In the material below, find each line holding the string "spend" and copy it.

Records from a collection of figures:
— Start —

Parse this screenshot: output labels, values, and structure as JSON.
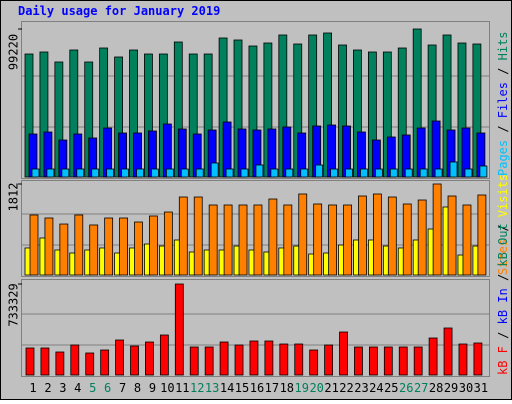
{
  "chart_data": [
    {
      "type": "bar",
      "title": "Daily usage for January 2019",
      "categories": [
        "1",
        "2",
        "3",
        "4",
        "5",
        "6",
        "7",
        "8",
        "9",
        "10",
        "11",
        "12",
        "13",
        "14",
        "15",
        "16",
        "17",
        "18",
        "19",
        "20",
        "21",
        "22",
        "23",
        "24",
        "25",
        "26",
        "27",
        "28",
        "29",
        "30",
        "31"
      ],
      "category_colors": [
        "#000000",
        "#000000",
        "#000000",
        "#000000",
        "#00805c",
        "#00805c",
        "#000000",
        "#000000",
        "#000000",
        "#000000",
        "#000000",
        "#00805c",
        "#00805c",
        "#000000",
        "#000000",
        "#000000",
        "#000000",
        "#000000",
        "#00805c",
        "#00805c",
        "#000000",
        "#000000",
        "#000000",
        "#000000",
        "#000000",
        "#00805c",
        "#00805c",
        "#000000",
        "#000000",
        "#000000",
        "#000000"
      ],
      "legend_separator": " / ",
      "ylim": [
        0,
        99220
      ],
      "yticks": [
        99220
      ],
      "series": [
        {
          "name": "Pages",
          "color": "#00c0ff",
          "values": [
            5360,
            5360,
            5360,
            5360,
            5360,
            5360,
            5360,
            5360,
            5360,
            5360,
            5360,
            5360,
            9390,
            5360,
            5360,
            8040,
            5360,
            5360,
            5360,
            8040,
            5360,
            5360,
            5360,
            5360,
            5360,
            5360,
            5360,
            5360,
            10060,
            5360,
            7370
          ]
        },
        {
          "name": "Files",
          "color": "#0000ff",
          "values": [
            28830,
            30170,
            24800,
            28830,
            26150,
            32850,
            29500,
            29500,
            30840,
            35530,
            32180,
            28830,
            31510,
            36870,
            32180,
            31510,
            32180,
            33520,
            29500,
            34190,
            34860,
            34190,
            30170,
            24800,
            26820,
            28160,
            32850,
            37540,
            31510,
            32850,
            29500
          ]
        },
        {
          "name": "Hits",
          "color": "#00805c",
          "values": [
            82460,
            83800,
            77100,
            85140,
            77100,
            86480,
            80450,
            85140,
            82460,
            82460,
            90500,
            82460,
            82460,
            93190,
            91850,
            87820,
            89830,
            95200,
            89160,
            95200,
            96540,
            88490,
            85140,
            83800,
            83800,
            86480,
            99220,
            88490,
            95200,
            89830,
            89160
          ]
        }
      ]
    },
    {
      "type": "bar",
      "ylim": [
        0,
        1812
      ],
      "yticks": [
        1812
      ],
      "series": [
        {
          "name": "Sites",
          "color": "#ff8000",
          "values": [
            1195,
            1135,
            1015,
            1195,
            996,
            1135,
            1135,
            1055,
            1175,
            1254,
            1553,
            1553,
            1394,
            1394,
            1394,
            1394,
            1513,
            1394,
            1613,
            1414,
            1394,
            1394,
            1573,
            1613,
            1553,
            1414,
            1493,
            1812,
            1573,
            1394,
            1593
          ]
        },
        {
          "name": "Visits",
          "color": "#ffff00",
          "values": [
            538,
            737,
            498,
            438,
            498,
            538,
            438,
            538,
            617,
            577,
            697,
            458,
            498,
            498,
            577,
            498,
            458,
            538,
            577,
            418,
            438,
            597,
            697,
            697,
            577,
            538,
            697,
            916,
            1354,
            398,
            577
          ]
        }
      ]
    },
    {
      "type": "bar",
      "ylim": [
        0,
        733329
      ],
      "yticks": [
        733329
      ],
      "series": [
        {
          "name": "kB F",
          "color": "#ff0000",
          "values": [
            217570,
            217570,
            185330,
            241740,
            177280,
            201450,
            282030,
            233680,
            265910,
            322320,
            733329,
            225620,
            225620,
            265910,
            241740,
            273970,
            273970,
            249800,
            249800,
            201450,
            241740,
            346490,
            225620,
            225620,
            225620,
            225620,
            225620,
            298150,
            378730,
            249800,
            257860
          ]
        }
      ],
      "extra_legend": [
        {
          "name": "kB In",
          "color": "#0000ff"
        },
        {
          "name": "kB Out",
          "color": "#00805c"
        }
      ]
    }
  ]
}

— End —
— Start —

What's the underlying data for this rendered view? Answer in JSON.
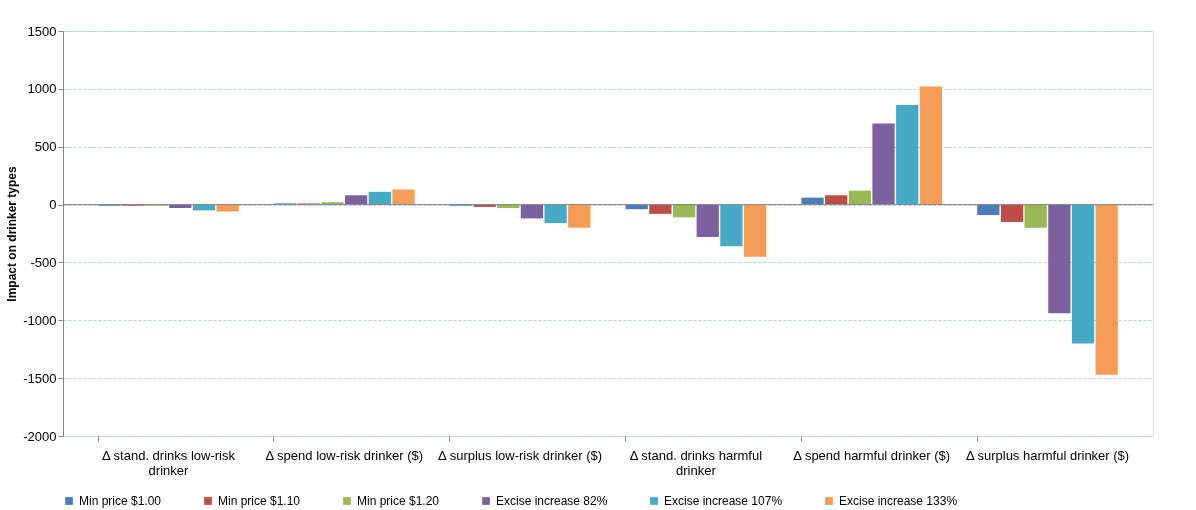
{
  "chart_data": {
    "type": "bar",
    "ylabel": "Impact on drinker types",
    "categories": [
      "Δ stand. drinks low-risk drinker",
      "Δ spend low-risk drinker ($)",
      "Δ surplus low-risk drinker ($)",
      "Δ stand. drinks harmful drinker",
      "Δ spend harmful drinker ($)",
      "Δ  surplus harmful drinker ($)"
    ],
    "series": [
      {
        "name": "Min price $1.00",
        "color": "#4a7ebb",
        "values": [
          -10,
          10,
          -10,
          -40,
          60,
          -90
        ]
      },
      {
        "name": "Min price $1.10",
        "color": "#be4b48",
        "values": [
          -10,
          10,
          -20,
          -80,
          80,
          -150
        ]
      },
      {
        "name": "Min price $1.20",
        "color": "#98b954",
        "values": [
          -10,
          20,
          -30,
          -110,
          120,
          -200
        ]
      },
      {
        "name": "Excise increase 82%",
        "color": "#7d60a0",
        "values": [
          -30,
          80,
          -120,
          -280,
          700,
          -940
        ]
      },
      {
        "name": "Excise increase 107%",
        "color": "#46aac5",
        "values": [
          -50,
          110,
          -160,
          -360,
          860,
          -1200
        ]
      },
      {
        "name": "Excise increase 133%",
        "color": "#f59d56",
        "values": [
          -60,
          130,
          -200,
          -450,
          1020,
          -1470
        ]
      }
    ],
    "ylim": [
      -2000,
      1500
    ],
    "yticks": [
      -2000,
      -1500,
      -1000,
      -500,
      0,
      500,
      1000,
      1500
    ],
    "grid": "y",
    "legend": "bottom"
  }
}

— End —
— Start —

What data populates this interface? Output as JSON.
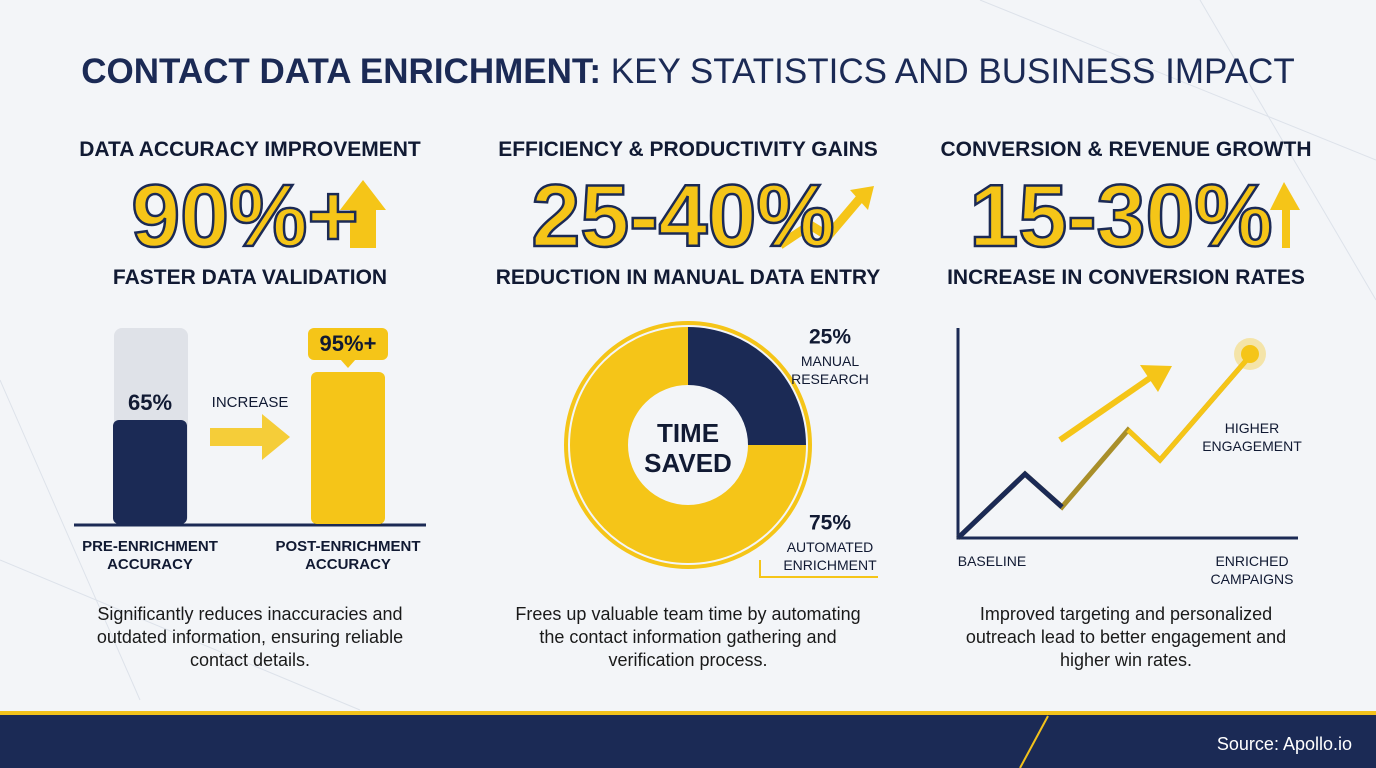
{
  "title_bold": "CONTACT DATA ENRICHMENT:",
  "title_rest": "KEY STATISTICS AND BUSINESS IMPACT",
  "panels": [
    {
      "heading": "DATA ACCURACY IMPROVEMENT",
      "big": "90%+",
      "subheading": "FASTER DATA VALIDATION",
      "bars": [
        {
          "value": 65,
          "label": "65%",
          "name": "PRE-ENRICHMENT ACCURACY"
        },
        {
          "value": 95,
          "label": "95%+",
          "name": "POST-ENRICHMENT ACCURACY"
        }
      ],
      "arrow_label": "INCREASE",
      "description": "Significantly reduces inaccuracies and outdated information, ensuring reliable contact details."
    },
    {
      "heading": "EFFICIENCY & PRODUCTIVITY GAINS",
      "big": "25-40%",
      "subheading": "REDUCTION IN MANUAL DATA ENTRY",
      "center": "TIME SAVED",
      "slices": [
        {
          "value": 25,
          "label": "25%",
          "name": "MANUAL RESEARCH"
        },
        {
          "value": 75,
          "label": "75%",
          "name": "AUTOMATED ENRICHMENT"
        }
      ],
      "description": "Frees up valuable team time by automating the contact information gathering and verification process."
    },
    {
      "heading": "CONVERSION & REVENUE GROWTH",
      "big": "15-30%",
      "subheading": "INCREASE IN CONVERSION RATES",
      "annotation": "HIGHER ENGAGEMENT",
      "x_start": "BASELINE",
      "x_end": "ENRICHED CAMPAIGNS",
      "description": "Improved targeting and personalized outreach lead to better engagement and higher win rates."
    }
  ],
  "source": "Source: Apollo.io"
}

— End —

◆ **Answer to this problem**:
      "Δ spend low-risk drinker ($)",
      "Δ spend harmful drinker ($)",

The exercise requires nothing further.